(Your objective):
Turn every one of the entries below into a single numbered list, skipping any blank lines.

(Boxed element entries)
* * * *

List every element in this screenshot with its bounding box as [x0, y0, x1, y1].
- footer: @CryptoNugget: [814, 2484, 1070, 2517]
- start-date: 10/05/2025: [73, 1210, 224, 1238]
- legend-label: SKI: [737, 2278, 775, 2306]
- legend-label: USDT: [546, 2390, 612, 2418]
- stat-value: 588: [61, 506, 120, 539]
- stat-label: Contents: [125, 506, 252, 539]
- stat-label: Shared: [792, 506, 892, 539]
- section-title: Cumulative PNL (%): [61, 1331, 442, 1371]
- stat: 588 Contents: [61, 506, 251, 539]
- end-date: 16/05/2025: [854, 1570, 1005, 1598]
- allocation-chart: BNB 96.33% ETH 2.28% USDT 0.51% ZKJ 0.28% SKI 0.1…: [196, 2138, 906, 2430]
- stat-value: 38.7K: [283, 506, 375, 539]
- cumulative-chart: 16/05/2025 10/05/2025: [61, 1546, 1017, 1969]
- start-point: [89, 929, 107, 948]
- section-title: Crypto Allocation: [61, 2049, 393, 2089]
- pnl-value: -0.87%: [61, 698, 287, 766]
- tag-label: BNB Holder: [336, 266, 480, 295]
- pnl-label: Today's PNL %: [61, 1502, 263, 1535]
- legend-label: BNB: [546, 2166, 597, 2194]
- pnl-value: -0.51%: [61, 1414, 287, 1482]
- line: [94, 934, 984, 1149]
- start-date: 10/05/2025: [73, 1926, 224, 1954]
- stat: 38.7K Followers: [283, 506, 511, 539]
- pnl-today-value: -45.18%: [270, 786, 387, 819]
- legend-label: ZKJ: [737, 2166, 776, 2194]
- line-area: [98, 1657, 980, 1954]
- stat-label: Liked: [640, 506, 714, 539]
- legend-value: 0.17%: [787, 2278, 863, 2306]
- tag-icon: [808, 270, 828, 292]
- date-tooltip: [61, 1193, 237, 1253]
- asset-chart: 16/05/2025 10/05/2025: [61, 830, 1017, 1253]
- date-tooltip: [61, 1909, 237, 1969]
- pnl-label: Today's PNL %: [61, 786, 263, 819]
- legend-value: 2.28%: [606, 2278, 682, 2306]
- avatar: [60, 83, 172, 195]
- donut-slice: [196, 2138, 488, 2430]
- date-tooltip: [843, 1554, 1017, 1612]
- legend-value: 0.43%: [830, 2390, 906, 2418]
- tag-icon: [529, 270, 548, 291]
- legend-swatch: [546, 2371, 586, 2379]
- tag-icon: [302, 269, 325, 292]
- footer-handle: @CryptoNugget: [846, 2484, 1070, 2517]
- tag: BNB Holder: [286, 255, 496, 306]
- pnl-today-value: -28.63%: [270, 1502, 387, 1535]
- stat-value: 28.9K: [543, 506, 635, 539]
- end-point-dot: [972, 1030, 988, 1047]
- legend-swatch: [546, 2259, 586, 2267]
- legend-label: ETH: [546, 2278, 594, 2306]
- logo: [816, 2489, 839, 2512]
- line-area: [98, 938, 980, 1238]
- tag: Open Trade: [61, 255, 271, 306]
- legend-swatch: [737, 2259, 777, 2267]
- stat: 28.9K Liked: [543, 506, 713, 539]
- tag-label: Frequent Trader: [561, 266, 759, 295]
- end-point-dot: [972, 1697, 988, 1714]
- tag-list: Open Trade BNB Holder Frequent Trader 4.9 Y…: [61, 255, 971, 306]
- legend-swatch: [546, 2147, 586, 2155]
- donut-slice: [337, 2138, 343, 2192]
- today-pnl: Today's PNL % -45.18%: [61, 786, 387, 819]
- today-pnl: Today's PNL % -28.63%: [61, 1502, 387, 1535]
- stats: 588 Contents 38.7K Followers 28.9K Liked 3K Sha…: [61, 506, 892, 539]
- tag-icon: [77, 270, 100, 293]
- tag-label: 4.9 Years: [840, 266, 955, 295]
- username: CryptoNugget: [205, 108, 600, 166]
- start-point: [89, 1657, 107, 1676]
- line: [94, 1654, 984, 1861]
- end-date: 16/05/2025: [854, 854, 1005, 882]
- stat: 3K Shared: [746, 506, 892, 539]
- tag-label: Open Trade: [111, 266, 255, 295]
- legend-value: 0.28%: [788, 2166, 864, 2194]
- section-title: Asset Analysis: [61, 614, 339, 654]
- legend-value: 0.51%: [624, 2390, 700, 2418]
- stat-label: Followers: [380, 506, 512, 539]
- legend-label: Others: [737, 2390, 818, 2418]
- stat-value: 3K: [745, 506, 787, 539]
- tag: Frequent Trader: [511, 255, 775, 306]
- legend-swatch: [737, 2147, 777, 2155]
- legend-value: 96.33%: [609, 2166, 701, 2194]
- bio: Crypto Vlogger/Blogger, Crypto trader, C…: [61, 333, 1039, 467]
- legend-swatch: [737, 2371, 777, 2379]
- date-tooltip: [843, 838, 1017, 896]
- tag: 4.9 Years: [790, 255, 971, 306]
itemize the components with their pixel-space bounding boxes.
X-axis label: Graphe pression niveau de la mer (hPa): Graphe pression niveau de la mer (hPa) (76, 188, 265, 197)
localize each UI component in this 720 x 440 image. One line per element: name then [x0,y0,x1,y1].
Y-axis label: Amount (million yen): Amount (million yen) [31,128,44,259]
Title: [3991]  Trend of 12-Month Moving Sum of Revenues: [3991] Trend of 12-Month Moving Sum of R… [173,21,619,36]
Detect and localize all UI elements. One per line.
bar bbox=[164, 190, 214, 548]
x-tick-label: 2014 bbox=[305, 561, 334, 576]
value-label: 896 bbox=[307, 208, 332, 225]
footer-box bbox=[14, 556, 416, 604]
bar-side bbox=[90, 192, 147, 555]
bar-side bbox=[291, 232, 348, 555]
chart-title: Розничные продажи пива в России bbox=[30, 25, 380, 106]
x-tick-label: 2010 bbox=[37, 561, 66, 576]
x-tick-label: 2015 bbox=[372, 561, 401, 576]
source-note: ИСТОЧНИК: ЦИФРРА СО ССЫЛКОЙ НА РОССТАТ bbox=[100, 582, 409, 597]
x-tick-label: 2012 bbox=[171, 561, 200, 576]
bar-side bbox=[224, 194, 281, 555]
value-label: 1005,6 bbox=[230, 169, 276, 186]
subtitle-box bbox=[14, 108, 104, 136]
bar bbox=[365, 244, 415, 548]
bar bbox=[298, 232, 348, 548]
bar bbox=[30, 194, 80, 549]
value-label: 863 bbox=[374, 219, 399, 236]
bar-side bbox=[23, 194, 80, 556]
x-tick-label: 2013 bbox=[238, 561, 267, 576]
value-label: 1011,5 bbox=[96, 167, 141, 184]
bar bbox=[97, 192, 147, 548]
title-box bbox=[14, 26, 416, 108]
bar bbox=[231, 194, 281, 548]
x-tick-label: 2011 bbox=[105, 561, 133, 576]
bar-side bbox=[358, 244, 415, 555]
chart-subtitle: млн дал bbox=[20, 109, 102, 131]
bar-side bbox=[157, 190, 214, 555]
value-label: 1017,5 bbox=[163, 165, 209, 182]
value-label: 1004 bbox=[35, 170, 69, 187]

* * * *

(Right answer):
1. List every element in this screenshot with its bounding box as [x0, y0, x1, y1].
2. - footer: @CryptoNugget: [814, 2484, 1070, 2517]
3. - start-date: 10/05/2025: [73, 1210, 224, 1238]
4. - legend-label: SKI: [737, 2278, 775, 2306]
5. - legend-label: USDT: [546, 2390, 612, 2418]
6. - stat-value: 588: [61, 506, 120, 539]
7. - stat-label: Contents: [125, 506, 252, 539]
8. - stat-label: Shared: [792, 506, 892, 539]
9. - section-title: Cumulative PNL (%): [61, 1331, 442, 1371]
10. - stat: 588 Contents: [61, 506, 251, 539]
11. - end-date: 16/05/2025: [854, 1570, 1005, 1598]
12. - allocation-chart: BNB 96.33% ETH 2.28% USDT 0.51% ZKJ 0.28% SKI 0.1…: [196, 2138, 906, 2430]
13. - stat-value: 38.7K: [283, 506, 375, 539]
14. - cumulative-chart: 16/05/2025 10/05/2025: [61, 1546, 1017, 1969]
15. - start-point: [89, 929, 107, 948]
16. - section-title: Crypto Allocation: [61, 2049, 393, 2089]
17. - pnl-value: -0.87%: [61, 698, 287, 766]
18. - tag-label: BNB Holder: [336, 266, 480, 295]
19. - pnl-label: Today's PNL %: [61, 1502, 263, 1535]
20. - legend-label: BNB: [546, 2166, 597, 2194]
21. - pnl-value: -0.51%: [61, 1414, 287, 1482]
22. - line: [94, 934, 984, 1149]
23. - start-date: 10/05/2025: [73, 1926, 224, 1954]
24. - stat: 38.7K Followers: [283, 506, 511, 539]
25. - pnl-today-value: -45.18%: [270, 786, 387, 819]
26. - legend-label: ZKJ: [737, 2166, 776, 2194]
27. - line-area: [98, 1657, 980, 1954]
28. - stat-label: Liked: [640, 506, 714, 539]
29. - legend-value: 0.17%: [787, 2278, 863, 2306]
30. - tag-icon: [808, 270, 828, 292]
31. - date-tooltip: [61, 1193, 237, 1253]
32. - asset-chart: 16/05/2025 10/05/2025: [61, 830, 1017, 1253]
33. - date-tooltip: [61, 1909, 237, 1969]
34. - pnl-label: Today's PNL %: [61, 786, 263, 819]
35. - legend-value: 2.28%: [606, 2278, 682, 2306]
36. - avatar: [60, 83, 172, 195]
37. - donut-slice: [196, 2138, 488, 2430]
38. - date-tooltip: [843, 1554, 1017, 1612]
39. - legend-value: 0.43%: [830, 2390, 906, 2418]
40. - tag-icon: [529, 270, 548, 291]
41. - legend-swatch: [546, 2371, 586, 2379]
42. - tag-icon: [302, 269, 325, 292]
43. - footer-handle: @CryptoNugget: [846, 2484, 1070, 2517]
44. - tag: BNB Holder: [286, 255, 496, 306]
45. - pnl-today-value: -28.63%: [270, 1502, 387, 1535]
46. - stat-value: 28.9K: [543, 506, 635, 539]
47. - end-point-dot: [972, 1030, 988, 1047]
48. - legend-swatch: [546, 2259, 586, 2267]
49. - legend-label: ETH: [546, 2278, 594, 2306]
50. - logo: [816, 2489, 839, 2512]
51. - line-area: [98, 938, 980, 1238]
52. - tag: Open Trade: [61, 255, 271, 306]
53. - legend-swatch: [737, 2259, 777, 2267]
54. - stat: 28.9K Liked: [543, 506, 713, 539]
55. - tag-label: Frequent Trader: [561, 266, 759, 295]
56. - end-point-dot: [972, 1697, 988, 1714]
57. - tag-list: Open Trade BNB Holder Frequent Trader 4.9 Y…: [61, 255, 971, 306]
58. - legend-swatch: [546, 2147, 586, 2155]
59. - donut-slice: [337, 2138, 343, 2192]
60. - today-pnl: Today's PNL % -45.18%: [61, 786, 387, 819]
61. - today-pnl: Today's PNL % -28.63%: [61, 1502, 387, 1535]
62. - stats: 588 Contents 38.7K Followers 28.9K Liked 3K Sha…: [61, 506, 892, 539]
63. - tag-icon: [77, 270, 100, 293]
64. - tag-label: 4.9 Years: [840, 266, 955, 295]
65. - username: CryptoNugget: [205, 108, 600, 166]
66. - start-point: [89, 1657, 107, 1676]
67. - line: [94, 1654, 984, 1861]
68. - end-date: 16/05/2025: [854, 854, 1005, 882]
69. - stat: 3K Shared: [746, 506, 892, 539]
70. - tag-label: Open Trade: [111, 266, 255, 295]
71. - legend-value: 0.28%: [788, 2166, 864, 2194]
72. - section-title: Asset Analysis: [61, 614, 339, 654]
73. - legend-value: 0.51%: [624, 2390, 700, 2418]
74. - stat-label: Followers: [380, 506, 512, 539]
75. - legend-label: Others: [737, 2390, 818, 2418]
76. - stat-value: 3K: [745, 506, 787, 539]
77. - tag: Frequent Trader: [511, 255, 775, 306]
78. - legend-swatch: [737, 2147, 777, 2155]
79. - legend-value: 96.33%: [609, 2166, 701, 2194]
80. - bio: Crypto Vlogger/Blogger, Crypto trader, C…: [61, 333, 1039, 467]
81. - legend-swatch: [737, 2371, 777, 2379]
82. - date-tooltip: [843, 838, 1017, 896]
83. - tag: 4.9 Years: [790, 255, 971, 306]
84. itemize the components with their pixel-space bounding boxes.
85. X-axis label: Graphe pression niveau de la mer (hPa): Graphe pression niveau de la mer (hPa) (76, 188, 265, 197)
86. localize each UI component in this 720 x 440 image. One line per element: name then [x0,y0,x1,y1].
87. Y-axis label: Amount (million yen): Amount (million yen) [31,128,44,259]
88. Title: [3991]  Trend of 12-Month Moving Sum of Revenues: [3991] Trend of 12-Month Moving Sum of R… [173,21,619,36]
89. Detect and localize all UI elements. One per line.
90. bar bbox=[164, 190, 214, 548]
91. x-tick-label: 2014 bbox=[305, 561, 334, 576]
92. value-label: 896 bbox=[307, 208, 332, 225]
93. footer-box bbox=[14, 556, 416, 604]
94. bar-side bbox=[90, 192, 147, 555]
95. bar-side bbox=[291, 232, 348, 555]
96. chart-title: Розничные продажи пива в России bbox=[30, 25, 380, 106]
97. x-tick-label: 2010 bbox=[37, 561, 66, 576]
98. x-tick-label: 2015 bbox=[372, 561, 401, 576]
99. source-note: ИСТОЧНИК: ЦИФРРА СО ССЫЛКОЙ НА РОССТАТ bbox=[100, 582, 409, 597]
100. x-tick-label: 2012 bbox=[171, 561, 200, 576]
101. bar-side bbox=[224, 194, 281, 555]
102. value-label: 1005,6 bbox=[230, 169, 276, 186]
103. subtitle-box bbox=[14, 108, 104, 136]
104. bar bbox=[365, 244, 415, 548]
105. bar bbox=[298, 232, 348, 548]
106. bar bbox=[30, 194, 80, 549]
107. value-label: 863 bbox=[374, 219, 399, 236]
108. bar-side bbox=[23, 194, 80, 556]
109. x-tick-label: 2013 bbox=[238, 561, 267, 576]
110. value-label: 1011,5 bbox=[96, 167, 141, 184]
111. bar bbox=[97, 192, 147, 548]
112. title-box bbox=[14, 26, 416, 108]
113. bar bbox=[231, 194, 281, 548]
114. x-tick-label: 2011 bbox=[105, 561, 133, 576]
115. bar-side bbox=[358, 244, 415, 555]
116. chart-subtitle: млн дал bbox=[20, 109, 102, 131]
117. bar-side bbox=[157, 190, 214, 555]
118. value-label: 1017,5 bbox=[163, 165, 209, 182]
119. value-label: 1004 bbox=[35, 170, 69, 187]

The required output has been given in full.